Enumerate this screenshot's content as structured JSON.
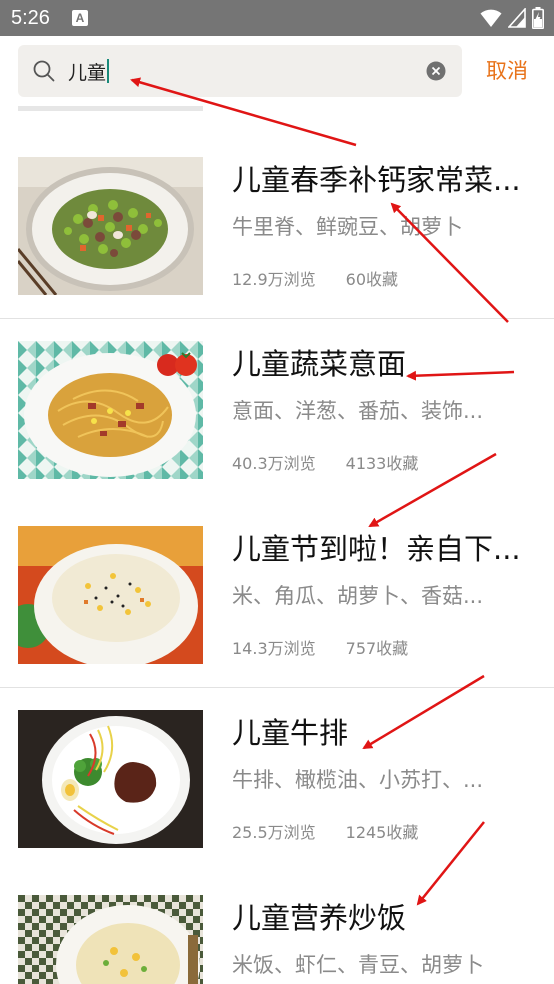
{
  "status_bar": {
    "time": "5:26",
    "notification_letter": "A"
  },
  "search": {
    "query": "儿童",
    "cancel_label": "取消"
  },
  "colors": {
    "accent": "#e8731a",
    "annotation_arrow": "#e01515"
  },
  "recipes": [
    {
      "title": "儿童春季补钙家常菜...",
      "ingredients": "牛里脊、鲜豌豆、胡萝卜",
      "views": "12.9万浏览",
      "favorites": "60收藏"
    },
    {
      "title": "儿童蔬菜意面",
      "ingredients": "意面、洋葱、番茄、装饰...",
      "views": "40.3万浏览",
      "favorites": "4133收藏"
    },
    {
      "title": "儿童节到啦！亲自下...",
      "ingredients": "米、角瓜、胡萝卜、香菇...",
      "views": "14.3万浏览",
      "favorites": "757收藏"
    },
    {
      "title": "儿童牛排",
      "ingredients": "牛排、橄榄油、小苏打、...",
      "views": "25.5万浏览",
      "favorites": "1245收藏"
    },
    {
      "title": "儿童营养炒饭",
      "ingredients": "米饭、虾仁、青豆、胡萝卜"
    }
  ]
}
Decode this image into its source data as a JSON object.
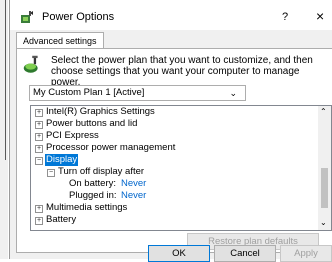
{
  "window": {
    "title": "Power Options",
    "help": "?",
    "close": "×",
    "icon": "power-options-icon"
  },
  "tab": {
    "label": "Advanced settings"
  },
  "info": {
    "text": "Select the power plan that you want to customize, and then choose settings that you want your computer to manage power.",
    "icon": "power-plan-icon"
  },
  "plan_select": {
    "value": "My Custom Plan 1 [Active]"
  },
  "tree": {
    "items": [
      {
        "label": "Intel(R) Graphics Settings",
        "expander": "+"
      },
      {
        "label": "Power buttons and lid",
        "expander": "+"
      },
      {
        "label": "PCI Express",
        "expander": "+"
      },
      {
        "label": "Processor power management",
        "expander": "+"
      },
      {
        "label": "Display",
        "expander": "−",
        "selected": true
      },
      {
        "label": "Turn off display after",
        "expander": "−"
      },
      {
        "label": "On battery:",
        "value": "Never"
      },
      {
        "label": "Plugged in:",
        "value": "Never"
      },
      {
        "label": "Multimedia settings",
        "expander": "+"
      },
      {
        "label": "Battery",
        "expander": "+"
      }
    ]
  },
  "buttons": {
    "restore": "Restore plan defaults",
    "ok": "OK",
    "cancel": "Cancel",
    "apply": "Apply"
  }
}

__TASK DESCRIPTION__.
Pull out every line of the records that includes the string "views".

__SOLUTION BELOW__.
      "views": "12.9万浏览",
      "views": "40.3万浏览",
      "views": "14.3万浏览",
      "views": "25.5万浏览",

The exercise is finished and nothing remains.